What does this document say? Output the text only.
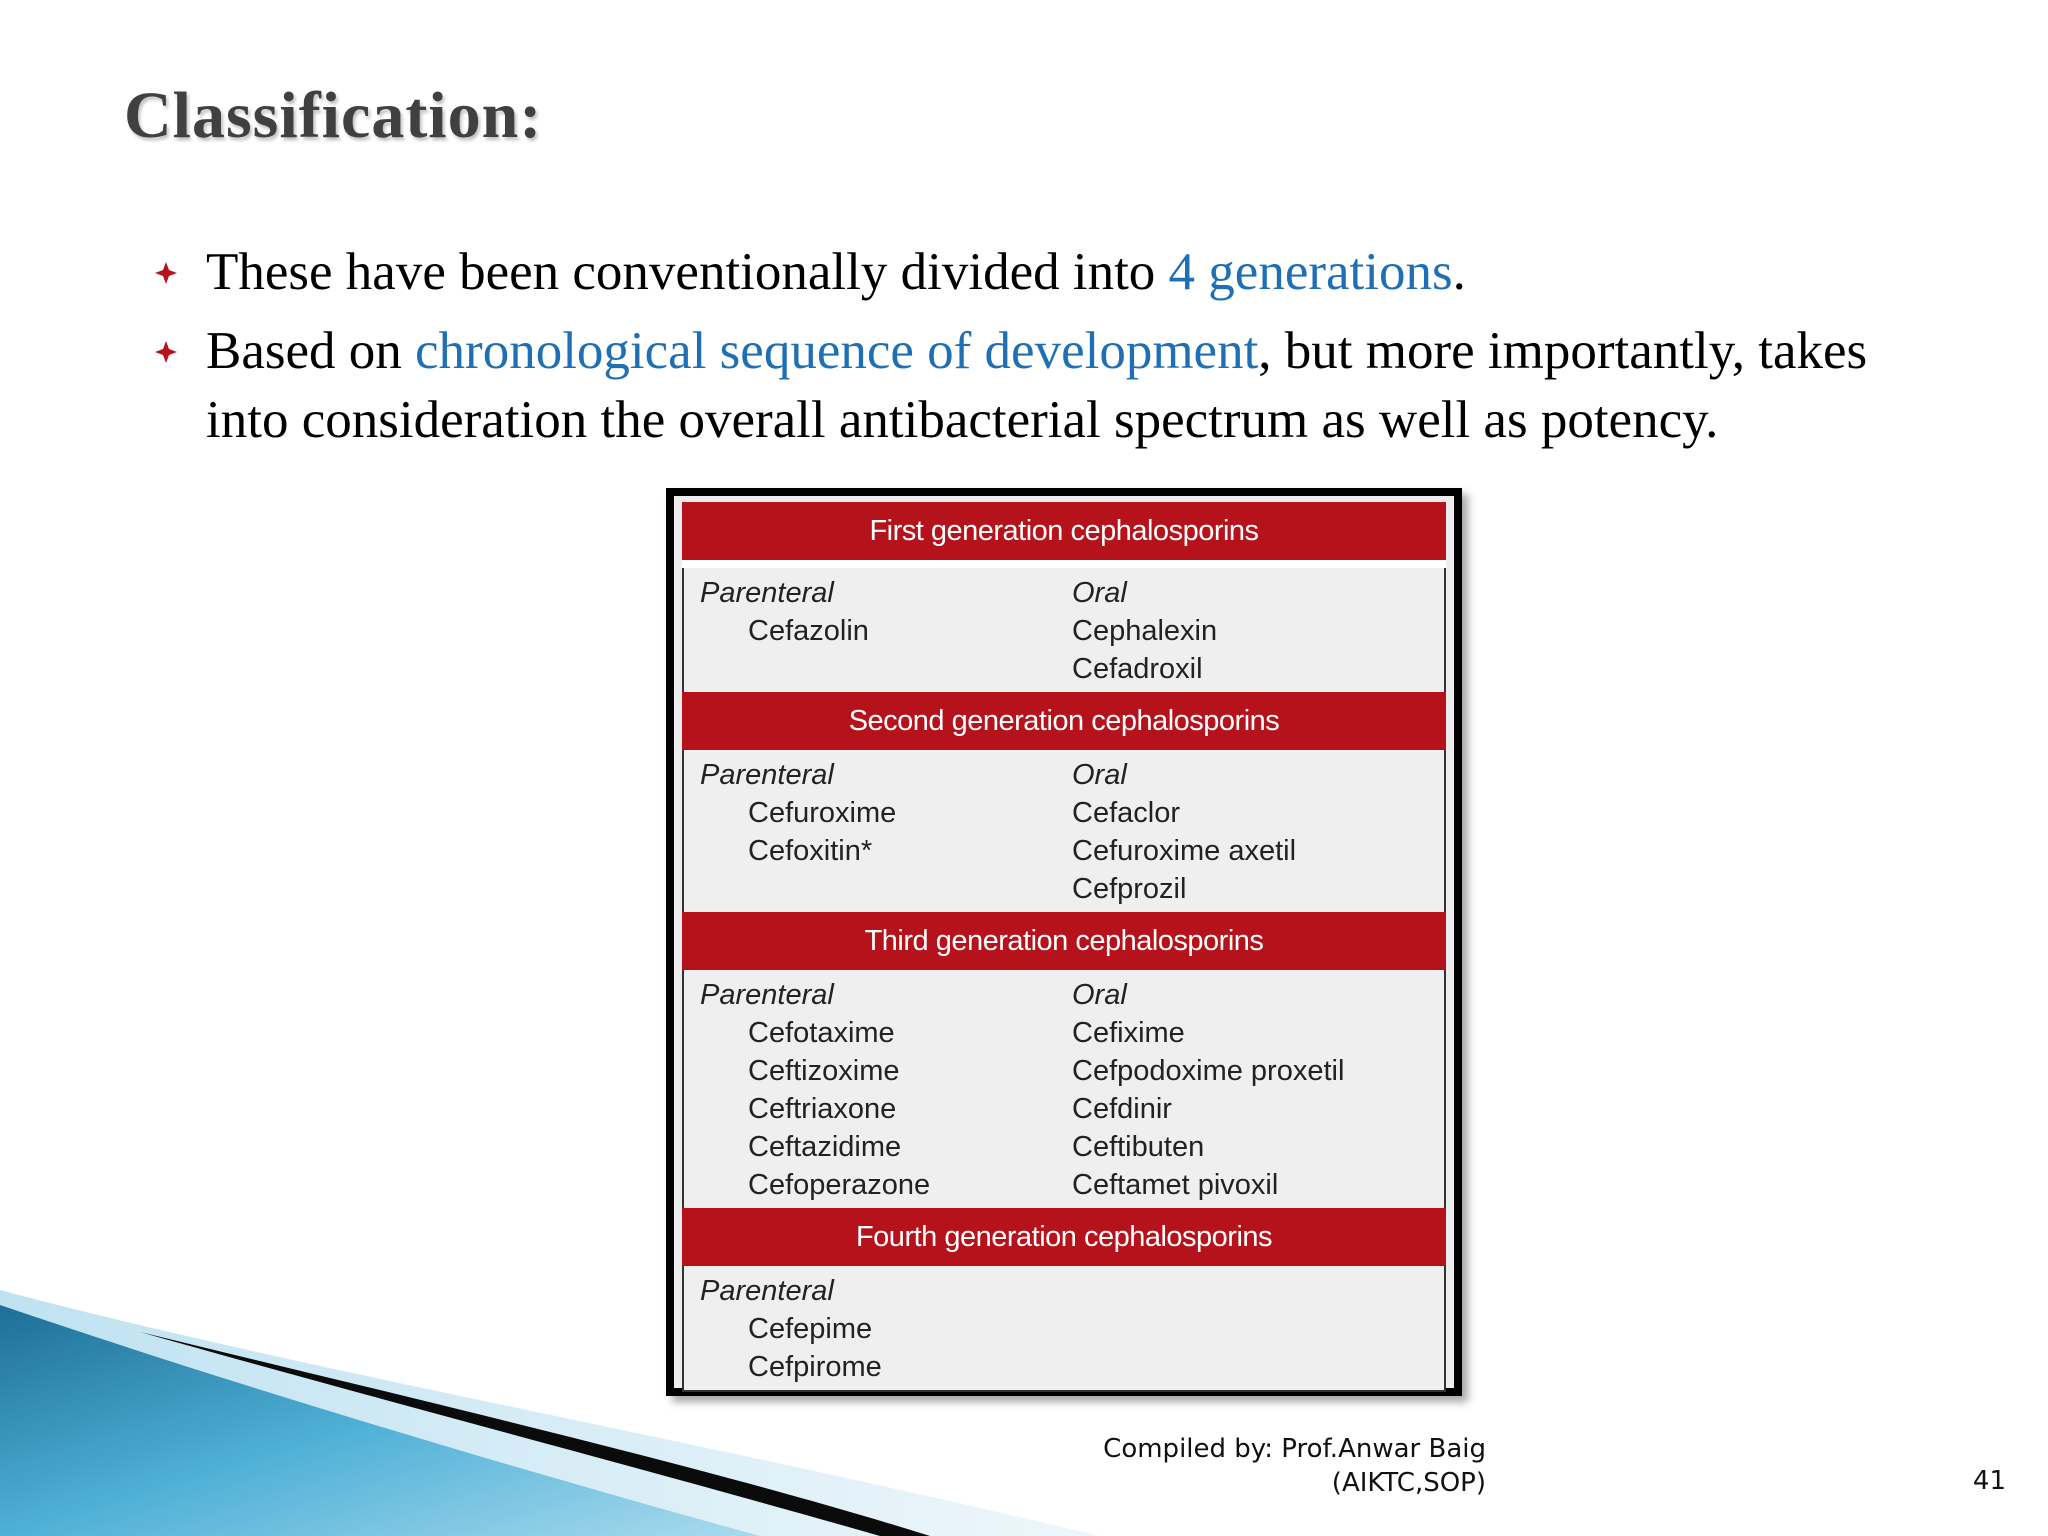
Classification:
These have been conventionally divided into 4 generations.
Based on chronological sequence of development, but more importantly, takes into consideration the overall antibacterial spectrum as well as potency.
First generation cephalosporins
Parenteral
Cefazolin
Oral
Cephalexin
Cefadroxil
Second generation cephalosporins
Parenteral
Cefuroxime
Cefoxitin*
Oral
Cefaclor
Cefuroxime axetil
Cefprozil
Third generation cephalosporins
Parenteral
Cefotaxime
Ceftizoxime
Ceftriaxone
Ceftazidime
Cefoperazone
Oral
Cefixime
Cefpodoxime proxetil
Cefdinir
Ceftibuten
Ceftamet pivoxil
Fourth generation cephalosporins
Parenteral
Cefepime
Cefpirome
Compiled by: Prof.Anwar Baig
(AIKTC,SOP)	41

▬▬▬

TASK ITEM → Skipping every picture, reproduce the records word for word.

TASK RESPONSE →
What does this document say? Output the text only.
Classification:
These have been conventionally divided into 4 generations.
Based on chronological sequence of development, but more importantly, takes into consideration the overall antibacterial spectrum as well as potency.
First generation cephalosporins
Parenteral
Cefazolin
Oral
Cephalexin
Cefadroxil
Second generation cephalosporins
Parenteral
Cefuroxime
Cefoxitin*
Oral
Cefaclor
Cefuroxime axetil
Cefprozil
Third generation cephalosporins
Parenteral
Cefotaxime
Ceftizoxime
Ceftriaxone
Ceftazidime
Cefoperazone
Oral
Cefixime
Cefpodoxime proxetil
Cefdinir
Ceftibuten
Ceftamet pivoxil
Fourth generation cephalosporins
Parenteral
Cefepime
Cefpirome
Compiled by: Prof.Anwar Baig
(AIKTC,SOP)	41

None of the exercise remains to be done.